Required work: Each line below is to be written out in full, exactly as shown.

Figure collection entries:
========================================

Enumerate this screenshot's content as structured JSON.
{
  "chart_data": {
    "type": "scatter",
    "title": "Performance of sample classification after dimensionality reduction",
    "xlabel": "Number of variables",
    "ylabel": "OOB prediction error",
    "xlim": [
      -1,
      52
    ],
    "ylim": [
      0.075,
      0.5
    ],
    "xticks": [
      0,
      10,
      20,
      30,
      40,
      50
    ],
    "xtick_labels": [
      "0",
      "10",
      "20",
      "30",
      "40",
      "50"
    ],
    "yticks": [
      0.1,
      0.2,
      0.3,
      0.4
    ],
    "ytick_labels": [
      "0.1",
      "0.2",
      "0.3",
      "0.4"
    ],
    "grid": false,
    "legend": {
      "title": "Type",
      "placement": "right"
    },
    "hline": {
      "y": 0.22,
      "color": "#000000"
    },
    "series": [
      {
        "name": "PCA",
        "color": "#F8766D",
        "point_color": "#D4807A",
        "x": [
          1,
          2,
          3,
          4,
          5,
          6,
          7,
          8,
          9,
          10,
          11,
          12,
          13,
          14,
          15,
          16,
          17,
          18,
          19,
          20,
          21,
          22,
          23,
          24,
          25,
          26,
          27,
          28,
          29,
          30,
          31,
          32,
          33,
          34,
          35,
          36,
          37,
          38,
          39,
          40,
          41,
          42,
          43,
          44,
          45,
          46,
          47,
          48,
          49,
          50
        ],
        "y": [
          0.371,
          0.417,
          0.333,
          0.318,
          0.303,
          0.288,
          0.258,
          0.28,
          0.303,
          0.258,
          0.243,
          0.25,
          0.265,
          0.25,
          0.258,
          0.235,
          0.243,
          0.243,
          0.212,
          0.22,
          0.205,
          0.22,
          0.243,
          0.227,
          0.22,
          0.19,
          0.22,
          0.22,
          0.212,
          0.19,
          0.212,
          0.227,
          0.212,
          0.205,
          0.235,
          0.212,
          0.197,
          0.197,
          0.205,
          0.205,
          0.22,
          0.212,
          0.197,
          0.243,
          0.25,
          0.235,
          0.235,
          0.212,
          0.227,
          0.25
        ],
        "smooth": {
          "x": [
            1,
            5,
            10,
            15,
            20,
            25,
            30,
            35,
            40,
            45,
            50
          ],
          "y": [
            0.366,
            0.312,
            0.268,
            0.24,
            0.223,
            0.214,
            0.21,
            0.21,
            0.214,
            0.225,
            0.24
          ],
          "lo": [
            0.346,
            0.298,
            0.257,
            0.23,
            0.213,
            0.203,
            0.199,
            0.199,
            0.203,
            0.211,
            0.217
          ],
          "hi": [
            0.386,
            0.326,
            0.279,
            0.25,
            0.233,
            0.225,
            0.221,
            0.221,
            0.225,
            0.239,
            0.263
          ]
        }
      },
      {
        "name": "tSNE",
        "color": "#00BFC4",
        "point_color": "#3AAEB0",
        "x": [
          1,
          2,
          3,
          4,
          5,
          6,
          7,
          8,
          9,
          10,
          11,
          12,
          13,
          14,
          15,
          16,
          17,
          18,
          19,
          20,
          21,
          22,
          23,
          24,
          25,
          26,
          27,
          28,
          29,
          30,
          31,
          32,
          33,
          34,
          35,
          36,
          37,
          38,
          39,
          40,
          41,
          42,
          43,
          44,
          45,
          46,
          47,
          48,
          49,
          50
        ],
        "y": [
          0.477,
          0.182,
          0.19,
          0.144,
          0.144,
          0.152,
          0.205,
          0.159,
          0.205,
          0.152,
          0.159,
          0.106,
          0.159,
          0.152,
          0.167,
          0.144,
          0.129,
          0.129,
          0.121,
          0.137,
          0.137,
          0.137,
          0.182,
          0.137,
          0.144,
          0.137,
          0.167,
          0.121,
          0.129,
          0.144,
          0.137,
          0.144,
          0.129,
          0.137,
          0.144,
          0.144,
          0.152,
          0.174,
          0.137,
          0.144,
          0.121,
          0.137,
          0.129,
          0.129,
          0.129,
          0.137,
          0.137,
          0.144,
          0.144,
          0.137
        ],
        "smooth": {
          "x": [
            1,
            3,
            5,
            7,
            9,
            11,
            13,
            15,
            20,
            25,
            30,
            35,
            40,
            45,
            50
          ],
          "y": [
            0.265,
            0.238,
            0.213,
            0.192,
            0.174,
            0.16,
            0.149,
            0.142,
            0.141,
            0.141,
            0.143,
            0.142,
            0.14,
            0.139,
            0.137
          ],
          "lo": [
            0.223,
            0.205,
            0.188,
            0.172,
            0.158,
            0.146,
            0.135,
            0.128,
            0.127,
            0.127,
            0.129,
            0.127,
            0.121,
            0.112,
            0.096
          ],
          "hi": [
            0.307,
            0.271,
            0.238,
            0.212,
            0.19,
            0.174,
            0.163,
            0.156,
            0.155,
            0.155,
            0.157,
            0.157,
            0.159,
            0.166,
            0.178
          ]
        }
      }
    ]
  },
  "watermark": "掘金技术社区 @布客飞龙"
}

========================================

Full output:
Enumerate this screenshot's content as structured JSON.
{
  "chart_data": {
    "type": "scatter",
    "title": "Performance of sample classification after dimensionality reduction",
    "xlabel": "Number of variables",
    "ylabel": "OOB prediction error",
    "xlim": [
      -1,
      52
    ],
    "ylim": [
      0.075,
      0.5
    ],
    "xticks": [
      0,
      10,
      20,
      30,
      40,
      50
    ],
    "xtick_labels": [
      "0",
      "10",
      "20",
      "30",
      "40",
      "50"
    ],
    "yticks": [
      0.1,
      0.2,
      0.3,
      0.4
    ],
    "ytick_labels": [
      "0.1",
      "0.2",
      "0.3",
      "0.4"
    ],
    "grid": false,
    "legend": {
      "title": "Type",
      "placement": "right"
    },
    "hline": {
      "y": 0.22,
      "color": "#000000"
    },
    "series": [
      {
        "name": "PCA",
        "color": "#F8766D",
        "point_color": "#D4807A",
        "x": [
          1,
          2,
          3,
          4,
          5,
          6,
          7,
          8,
          9,
          10,
          11,
          12,
          13,
          14,
          15,
          16,
          17,
          18,
          19,
          20,
          21,
          22,
          23,
          24,
          25,
          26,
          27,
          28,
          29,
          30,
          31,
          32,
          33,
          34,
          35,
          36,
          37,
          38,
          39,
          40,
          41,
          42,
          43,
          44,
          45,
          46,
          47,
          48,
          49,
          50
        ],
        "y": [
          0.371,
          0.417,
          0.333,
          0.318,
          0.303,
          0.288,
          0.258,
          0.28,
          0.303,
          0.258,
          0.243,
          0.25,
          0.265,
          0.25,
          0.258,
          0.235,
          0.243,
          0.243,
          0.212,
          0.22,
          0.205,
          0.22,
          0.243,
          0.227,
          0.22,
          0.19,
          0.22,
          0.22,
          0.212,
          0.19,
          0.212,
          0.227,
          0.212,
          0.205,
          0.235,
          0.212,
          0.197,
          0.197,
          0.205,
          0.205,
          0.22,
          0.212,
          0.197,
          0.243,
          0.25,
          0.235,
          0.235,
          0.212,
          0.227,
          0.25
        ],
        "smooth": {
          "x": [
            1,
            5,
            10,
            15,
            20,
            25,
            30,
            35,
            40,
            45,
            50
          ],
          "y": [
            0.366,
            0.312,
            0.268,
            0.24,
            0.223,
            0.214,
            0.21,
            0.21,
            0.214,
            0.225,
            0.24
          ],
          "lo": [
            0.346,
            0.298,
            0.257,
            0.23,
            0.213,
            0.203,
            0.199,
            0.199,
            0.203,
            0.211,
            0.217
          ],
          "hi": [
            0.386,
            0.326,
            0.279,
            0.25,
            0.233,
            0.225,
            0.221,
            0.221,
            0.225,
            0.239,
            0.263
          ]
        }
      },
      {
        "name": "tSNE",
        "color": "#00BFC4",
        "point_color": "#3AAEB0",
        "x": [
          1,
          2,
          3,
          4,
          5,
          6,
          7,
          8,
          9,
          10,
          11,
          12,
          13,
          14,
          15,
          16,
          17,
          18,
          19,
          20,
          21,
          22,
          23,
          24,
          25,
          26,
          27,
          28,
          29,
          30,
          31,
          32,
          33,
          34,
          35,
          36,
          37,
          38,
          39,
          40,
          41,
          42,
          43,
          44,
          45,
          46,
          47,
          48,
          49,
          50
        ],
        "y": [
          0.477,
          0.182,
          0.19,
          0.144,
          0.144,
          0.152,
          0.205,
          0.159,
          0.205,
          0.152,
          0.159,
          0.106,
          0.159,
          0.152,
          0.167,
          0.144,
          0.129,
          0.129,
          0.121,
          0.137,
          0.137,
          0.137,
          0.182,
          0.137,
          0.144,
          0.137,
          0.167,
          0.121,
          0.129,
          0.144,
          0.137,
          0.144,
          0.129,
          0.137,
          0.144,
          0.144,
          0.152,
          0.174,
          0.137,
          0.144,
          0.121,
          0.137,
          0.129,
          0.129,
          0.129,
          0.137,
          0.137,
          0.144,
          0.144,
          0.137
        ],
        "smooth": {
          "x": [
            1,
            3,
            5,
            7,
            9,
            11,
            13,
            15,
            20,
            25,
            30,
            35,
            40,
            45,
            50
          ],
          "y": [
            0.265,
            0.238,
            0.213,
            0.192,
            0.174,
            0.16,
            0.149,
            0.142,
            0.141,
            0.141,
            0.143,
            0.142,
            0.14,
            0.139,
            0.137
          ],
          "lo": [
            0.223,
            0.205,
            0.188,
            0.172,
            0.158,
            0.146,
            0.135,
            0.128,
            0.127,
            0.127,
            0.129,
            0.127,
            0.121,
            0.112,
            0.096
          ],
          "hi": [
            0.307,
            0.271,
            0.238,
            0.212,
            0.19,
            0.174,
            0.163,
            0.156,
            0.155,
            0.155,
            0.157,
            0.157,
            0.159,
            0.166,
            0.178
          ]
        }
      }
    ]
  },
  "watermark": "掘金技术社区 @布客飞龙"
}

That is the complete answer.